● **EXCERPT**

--------------------------------

`

Two downtown office towers poised to get new asset manager

April 29, 2014

Two of downtown’s largest office buildings soon could have new asset managers following a shakeup at the publicly traded real estate investment trust that owns them.

The 1.1-million-square-foot Chase Tower and 649,500-square-foot PNC Center are both owned by suburban Boston-based CommonWealth REIT, which was the target of an investor campaign that led to the ouster of its board in March.

CommonWealth shareholders now are set May 23 to elect a new board led by billionaire investor Sam Zell of Zell’s Equity Group Investments.

Chase Tower 15colThe 1.1-million-square-foot Chase Tower could have a new asset manager as Class A office buildings struggle with vacancies. (IBJ Photo)

Chicago-based Equity Group Investments would replace REIT Management & Research LLC, or RMR, as asset manager of Chase Tower and PNC Center. RMR is owned outright by CommonWealth President Adam Portnoy and his father, Barry, a company founder—a connection that shareholder activists argued led the Portnoys to favor that business over the interests of CommonWealth.

Asset managers play an important role in building ownership, working with property managers and leasing agents to ensure the property performs well. If Zell’s Equity Group Investments assumes those duties, it would represent a strange twist for the 48-story Chase Tower, the state’s largest office building, which Equity Group Investments once owned.

“[CommonWealth] does not have a board of trustees at this point and the company expects that a board will be in place following the May 23rd vote,” CommonWealth said in a written statement to IBJ. “Ongoing management of these properties will be determined by the new board.”

Downtown office brokers would welcome the change in management, said one who declined to be named because he interacts with current management.

“RMR did not have a good reputation in any market they’re in as being broker-friendly,” he said. “It was essentially a my-way-or-the-highway mentality.”

Asset managers play an important role in building ownership, working with property managers and leasing agents to ensure the property performs well.

The change to Equity Group Investments would come at a critical time for Chase Tower, whose 91-percent occupancy rate could take a hit from more vacancies.

Merrill Lynch is giving up a floor and a half, or 26,000 square feet, when it consolidates local operations in January by moving the downtown office to Parkwood Crossing on the north side.

ProLiance Energy has yet to sublease the 18,500 square feet it occupied iin the building. The company vacated the space after selling to Dallas-based Energy Transfer Partners in June.

And, most significant, when banking giant Chase recently extended its lease from 2020 to 2025, it negotiated the right to vacate and sublease floors 11 through 14, local brokers say.

--------------------------------

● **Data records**
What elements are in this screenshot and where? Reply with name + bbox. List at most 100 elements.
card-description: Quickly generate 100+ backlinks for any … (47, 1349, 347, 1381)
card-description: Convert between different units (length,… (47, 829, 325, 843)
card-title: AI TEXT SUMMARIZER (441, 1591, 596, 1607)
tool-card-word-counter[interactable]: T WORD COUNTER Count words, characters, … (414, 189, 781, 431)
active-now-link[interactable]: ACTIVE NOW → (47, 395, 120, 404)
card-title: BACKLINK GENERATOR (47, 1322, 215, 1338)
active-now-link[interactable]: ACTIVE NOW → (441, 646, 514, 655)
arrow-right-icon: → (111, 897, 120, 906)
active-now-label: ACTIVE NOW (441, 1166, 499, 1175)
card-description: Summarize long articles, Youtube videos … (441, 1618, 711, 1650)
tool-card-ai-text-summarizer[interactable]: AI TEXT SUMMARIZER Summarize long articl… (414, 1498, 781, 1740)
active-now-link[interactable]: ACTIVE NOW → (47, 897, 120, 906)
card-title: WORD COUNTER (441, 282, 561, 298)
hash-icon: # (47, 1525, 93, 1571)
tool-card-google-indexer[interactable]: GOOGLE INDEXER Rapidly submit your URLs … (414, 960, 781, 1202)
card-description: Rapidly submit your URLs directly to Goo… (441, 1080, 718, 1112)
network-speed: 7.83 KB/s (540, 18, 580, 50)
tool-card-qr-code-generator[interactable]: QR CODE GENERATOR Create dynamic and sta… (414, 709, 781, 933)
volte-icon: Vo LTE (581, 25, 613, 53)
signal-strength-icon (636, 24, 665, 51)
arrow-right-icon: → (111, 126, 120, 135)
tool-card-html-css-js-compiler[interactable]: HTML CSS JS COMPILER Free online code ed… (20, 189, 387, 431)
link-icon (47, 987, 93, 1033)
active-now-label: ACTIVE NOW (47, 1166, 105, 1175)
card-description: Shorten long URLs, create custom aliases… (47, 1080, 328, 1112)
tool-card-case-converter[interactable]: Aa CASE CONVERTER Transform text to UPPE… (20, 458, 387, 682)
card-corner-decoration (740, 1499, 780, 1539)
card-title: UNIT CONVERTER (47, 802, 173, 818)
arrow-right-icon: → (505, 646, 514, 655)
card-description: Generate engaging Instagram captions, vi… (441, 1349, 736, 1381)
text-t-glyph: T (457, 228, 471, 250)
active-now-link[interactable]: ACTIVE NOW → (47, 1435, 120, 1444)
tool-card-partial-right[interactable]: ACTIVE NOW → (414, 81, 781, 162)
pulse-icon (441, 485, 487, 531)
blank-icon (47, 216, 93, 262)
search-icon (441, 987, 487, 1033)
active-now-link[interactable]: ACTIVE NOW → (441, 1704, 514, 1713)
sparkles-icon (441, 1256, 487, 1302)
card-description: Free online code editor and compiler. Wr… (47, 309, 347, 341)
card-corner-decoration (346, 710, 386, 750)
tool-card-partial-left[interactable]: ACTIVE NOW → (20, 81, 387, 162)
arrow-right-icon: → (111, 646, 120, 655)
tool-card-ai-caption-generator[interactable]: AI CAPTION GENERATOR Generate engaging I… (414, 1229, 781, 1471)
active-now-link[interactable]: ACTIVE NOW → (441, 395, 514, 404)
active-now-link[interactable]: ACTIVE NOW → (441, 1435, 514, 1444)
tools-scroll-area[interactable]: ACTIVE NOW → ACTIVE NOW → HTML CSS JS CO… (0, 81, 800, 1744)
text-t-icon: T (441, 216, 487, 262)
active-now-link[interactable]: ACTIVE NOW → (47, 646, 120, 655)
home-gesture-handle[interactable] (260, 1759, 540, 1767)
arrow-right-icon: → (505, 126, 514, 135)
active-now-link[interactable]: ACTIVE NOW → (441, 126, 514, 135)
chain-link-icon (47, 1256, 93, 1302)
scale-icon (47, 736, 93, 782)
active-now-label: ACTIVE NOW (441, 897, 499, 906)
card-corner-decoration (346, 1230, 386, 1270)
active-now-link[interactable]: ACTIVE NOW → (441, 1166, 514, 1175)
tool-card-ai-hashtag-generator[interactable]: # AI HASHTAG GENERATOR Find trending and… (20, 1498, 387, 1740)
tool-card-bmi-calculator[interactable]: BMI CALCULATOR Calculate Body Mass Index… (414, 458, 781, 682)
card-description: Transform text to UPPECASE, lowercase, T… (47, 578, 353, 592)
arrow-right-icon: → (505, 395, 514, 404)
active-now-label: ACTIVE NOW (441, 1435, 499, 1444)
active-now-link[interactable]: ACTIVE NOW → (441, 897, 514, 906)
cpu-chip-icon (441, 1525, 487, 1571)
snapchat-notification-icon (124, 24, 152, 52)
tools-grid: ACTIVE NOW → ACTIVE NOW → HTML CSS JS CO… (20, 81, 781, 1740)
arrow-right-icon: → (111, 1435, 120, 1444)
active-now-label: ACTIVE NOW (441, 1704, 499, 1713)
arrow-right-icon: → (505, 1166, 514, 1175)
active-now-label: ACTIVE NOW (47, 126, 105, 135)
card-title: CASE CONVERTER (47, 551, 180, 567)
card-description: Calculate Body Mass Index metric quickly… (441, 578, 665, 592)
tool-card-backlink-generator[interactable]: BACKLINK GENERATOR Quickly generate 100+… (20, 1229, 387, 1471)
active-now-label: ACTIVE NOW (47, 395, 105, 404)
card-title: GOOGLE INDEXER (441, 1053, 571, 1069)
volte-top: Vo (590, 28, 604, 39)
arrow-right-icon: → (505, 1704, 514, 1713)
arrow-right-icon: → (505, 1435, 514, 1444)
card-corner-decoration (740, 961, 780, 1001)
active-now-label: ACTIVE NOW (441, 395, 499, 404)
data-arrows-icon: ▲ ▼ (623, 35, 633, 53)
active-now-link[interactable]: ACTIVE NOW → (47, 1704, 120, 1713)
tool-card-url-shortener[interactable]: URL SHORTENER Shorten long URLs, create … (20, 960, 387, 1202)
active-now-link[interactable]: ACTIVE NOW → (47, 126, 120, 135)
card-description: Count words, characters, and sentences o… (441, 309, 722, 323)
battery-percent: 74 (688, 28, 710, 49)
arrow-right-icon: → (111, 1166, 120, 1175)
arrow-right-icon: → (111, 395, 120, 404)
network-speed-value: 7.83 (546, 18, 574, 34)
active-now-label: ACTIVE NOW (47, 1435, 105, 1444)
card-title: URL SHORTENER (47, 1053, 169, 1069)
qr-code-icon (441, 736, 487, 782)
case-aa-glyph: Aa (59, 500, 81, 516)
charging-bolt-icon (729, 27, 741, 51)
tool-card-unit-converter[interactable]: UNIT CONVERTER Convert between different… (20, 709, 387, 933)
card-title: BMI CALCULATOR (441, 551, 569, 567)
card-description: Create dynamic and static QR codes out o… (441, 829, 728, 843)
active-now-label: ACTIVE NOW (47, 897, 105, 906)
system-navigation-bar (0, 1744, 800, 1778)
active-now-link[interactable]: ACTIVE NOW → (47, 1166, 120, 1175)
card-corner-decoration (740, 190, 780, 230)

--------------------------------

● **ABOUT THIS TASK**
From the article on the two downtown office towers, extract the passage from "The change to" to "local brokers say.".

● **SOLUTION FOR THIS EXERCISE**
The change to Equity Group Investments would come at a critical time for Chase Tower, whose 91-percent occupancy rate could take a hit from more vacancies.

Merrill Lynch is giving up a floor and a half, or 26,000 square feet, when it consolidates local operations in January by moving the downtown office to Parkwood Crossing on the north side.

ProLiance Energy has yet to sublease the 18,500 square feet it occupied iin the building. The company vacated the space after selling to Dallas-based Energy Transfer Partners in June.

And, most significant, when banking giant Chase recently extended its lease from 2020 to 2025, it negotiated the right to vacate and sublease floors 11 through 14, local brokers say.